● What is being asked: Repeat the whole listing below, word for word.

#### Data lines ####

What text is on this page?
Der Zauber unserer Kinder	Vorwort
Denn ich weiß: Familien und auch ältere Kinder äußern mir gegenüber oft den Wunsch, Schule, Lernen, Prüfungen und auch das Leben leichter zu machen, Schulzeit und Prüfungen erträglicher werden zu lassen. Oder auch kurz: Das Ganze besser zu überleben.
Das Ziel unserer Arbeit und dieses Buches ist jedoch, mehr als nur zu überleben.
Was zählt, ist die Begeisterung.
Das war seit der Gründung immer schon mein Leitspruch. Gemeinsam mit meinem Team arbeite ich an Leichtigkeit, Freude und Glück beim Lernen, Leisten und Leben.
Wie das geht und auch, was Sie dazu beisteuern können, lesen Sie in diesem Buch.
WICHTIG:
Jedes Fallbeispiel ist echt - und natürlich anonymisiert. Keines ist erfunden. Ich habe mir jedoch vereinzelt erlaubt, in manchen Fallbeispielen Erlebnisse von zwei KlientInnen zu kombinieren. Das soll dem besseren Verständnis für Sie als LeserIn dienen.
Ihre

####

● Completed task:
What text is on this page?
Der Zauber unserer Kinder	Vorwort
Denn ich weiß: Familien und auch ältere Kinder äußern mir gegenüber oft den Wunsch, Schule, Lernen, Prüfungen und auch das Leben leichter zu machen, Schulzeit und Prüfungen erträglicher werden zu lassen. Oder auch kurz: Das Ganze besser zu überleben.
Das Ziel unserer Arbeit und dieses Buches ist jedoch, mehr als nur zu überleben.
Was zählt, ist die Begeisterung.
Das war seit der Gründung immer schon mein Leitspruch. Gemeinsam mit meinem Team arbeite ich an Leichtigkeit, Freude und Glück beim Lernen, Leisten und Leben.
Wie das geht und auch, was Sie dazu beisteuern können, lesen Sie in diesem Buch.
WICHTIG:
Jedes Fallbeispiel ist echt - und natürlich anonymisiert. Keines ist erfunden. Ich habe mir jedoch vereinzelt erlaubt, in manchen Fallbeispielen Erlebnisse von zwei KlientInnen zu kombinieren. Das soll dem besseren Verständnis für Sie als LeserIn dienen.
Ihre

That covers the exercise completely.